##### GIVEN RECORDS #####

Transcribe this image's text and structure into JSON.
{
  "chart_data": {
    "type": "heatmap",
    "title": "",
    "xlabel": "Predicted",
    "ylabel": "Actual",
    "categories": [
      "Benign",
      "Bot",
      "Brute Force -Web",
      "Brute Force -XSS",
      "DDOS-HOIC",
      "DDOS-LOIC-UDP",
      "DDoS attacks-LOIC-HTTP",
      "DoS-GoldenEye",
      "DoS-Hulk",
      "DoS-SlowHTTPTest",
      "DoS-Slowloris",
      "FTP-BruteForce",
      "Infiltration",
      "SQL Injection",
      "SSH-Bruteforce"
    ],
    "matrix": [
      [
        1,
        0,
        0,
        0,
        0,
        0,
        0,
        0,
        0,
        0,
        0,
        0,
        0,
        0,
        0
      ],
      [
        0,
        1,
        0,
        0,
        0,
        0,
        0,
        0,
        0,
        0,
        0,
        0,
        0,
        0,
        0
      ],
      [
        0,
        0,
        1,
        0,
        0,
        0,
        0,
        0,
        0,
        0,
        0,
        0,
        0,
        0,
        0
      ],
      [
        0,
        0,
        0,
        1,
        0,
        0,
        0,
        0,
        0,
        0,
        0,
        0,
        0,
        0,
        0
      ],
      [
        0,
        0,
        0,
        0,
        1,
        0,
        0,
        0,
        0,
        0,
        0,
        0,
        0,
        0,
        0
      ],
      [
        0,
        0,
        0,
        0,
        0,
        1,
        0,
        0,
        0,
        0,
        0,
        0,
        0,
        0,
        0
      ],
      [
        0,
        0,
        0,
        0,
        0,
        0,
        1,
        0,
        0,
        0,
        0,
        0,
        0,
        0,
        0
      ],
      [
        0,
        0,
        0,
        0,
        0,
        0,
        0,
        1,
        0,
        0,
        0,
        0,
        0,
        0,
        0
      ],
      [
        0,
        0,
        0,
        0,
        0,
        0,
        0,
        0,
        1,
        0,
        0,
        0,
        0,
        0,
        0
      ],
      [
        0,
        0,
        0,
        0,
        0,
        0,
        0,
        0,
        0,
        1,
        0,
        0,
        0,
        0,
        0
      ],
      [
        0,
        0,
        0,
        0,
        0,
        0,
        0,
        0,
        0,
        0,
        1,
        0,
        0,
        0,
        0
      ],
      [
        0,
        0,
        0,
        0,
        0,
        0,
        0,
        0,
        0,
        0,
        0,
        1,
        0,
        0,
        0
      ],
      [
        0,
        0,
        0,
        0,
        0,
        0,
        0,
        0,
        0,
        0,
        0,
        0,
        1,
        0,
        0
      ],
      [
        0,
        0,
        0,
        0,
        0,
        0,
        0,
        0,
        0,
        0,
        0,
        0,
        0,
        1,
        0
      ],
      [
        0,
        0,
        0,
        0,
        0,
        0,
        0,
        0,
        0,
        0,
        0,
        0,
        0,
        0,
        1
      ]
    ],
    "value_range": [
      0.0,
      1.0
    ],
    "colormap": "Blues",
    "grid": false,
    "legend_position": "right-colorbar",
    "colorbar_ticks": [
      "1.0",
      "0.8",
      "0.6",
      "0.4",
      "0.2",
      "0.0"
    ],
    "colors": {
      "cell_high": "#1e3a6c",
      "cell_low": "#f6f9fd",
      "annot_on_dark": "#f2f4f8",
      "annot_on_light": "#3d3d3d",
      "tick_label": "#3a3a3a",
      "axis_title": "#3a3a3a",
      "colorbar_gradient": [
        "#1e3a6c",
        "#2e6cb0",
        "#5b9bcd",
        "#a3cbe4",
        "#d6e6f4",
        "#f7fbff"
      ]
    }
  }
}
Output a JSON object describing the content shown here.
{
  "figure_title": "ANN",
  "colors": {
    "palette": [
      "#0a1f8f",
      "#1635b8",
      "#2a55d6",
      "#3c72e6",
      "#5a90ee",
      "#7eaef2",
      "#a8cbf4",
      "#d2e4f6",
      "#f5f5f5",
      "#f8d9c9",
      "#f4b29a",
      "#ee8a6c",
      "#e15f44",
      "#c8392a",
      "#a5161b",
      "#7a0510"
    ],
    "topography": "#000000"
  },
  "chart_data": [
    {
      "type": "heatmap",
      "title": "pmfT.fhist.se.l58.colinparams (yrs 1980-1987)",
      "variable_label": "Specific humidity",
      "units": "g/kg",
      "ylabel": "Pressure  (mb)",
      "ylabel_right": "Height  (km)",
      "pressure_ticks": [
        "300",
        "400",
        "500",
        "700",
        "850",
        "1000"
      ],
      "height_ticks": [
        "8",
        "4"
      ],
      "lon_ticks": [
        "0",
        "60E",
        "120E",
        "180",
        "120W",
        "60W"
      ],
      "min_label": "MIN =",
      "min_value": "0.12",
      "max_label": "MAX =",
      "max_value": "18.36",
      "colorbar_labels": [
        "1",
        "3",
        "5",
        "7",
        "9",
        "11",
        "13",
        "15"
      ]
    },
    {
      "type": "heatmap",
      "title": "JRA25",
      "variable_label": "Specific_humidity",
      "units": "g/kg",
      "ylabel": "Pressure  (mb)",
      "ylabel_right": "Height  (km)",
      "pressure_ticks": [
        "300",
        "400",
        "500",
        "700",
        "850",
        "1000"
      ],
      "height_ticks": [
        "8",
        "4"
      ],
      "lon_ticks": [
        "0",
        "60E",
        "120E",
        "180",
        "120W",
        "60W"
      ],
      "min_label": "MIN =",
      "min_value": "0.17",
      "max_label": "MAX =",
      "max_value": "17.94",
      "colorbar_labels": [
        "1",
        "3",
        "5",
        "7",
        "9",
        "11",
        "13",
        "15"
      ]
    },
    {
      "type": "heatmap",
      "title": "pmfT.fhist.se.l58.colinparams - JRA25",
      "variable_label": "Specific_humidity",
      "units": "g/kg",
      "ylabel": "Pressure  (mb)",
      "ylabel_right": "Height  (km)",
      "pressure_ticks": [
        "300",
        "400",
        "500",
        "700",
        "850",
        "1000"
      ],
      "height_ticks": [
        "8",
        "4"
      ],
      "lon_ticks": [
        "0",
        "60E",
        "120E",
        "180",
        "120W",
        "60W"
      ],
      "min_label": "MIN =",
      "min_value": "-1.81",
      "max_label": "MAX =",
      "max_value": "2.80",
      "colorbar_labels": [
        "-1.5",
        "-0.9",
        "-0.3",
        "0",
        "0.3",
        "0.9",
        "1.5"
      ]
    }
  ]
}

#####

◆ **STATED PROBLEM**
Check the data for the word "pmfT" and pull out the lines that have it.

◆ **ANSWER**
      "title": "pmfT.fhist.se.l58.colinparams (yrs 1980-1987)",
      "title": "pmfT.fhist.se.l58.colinparams - JRA25",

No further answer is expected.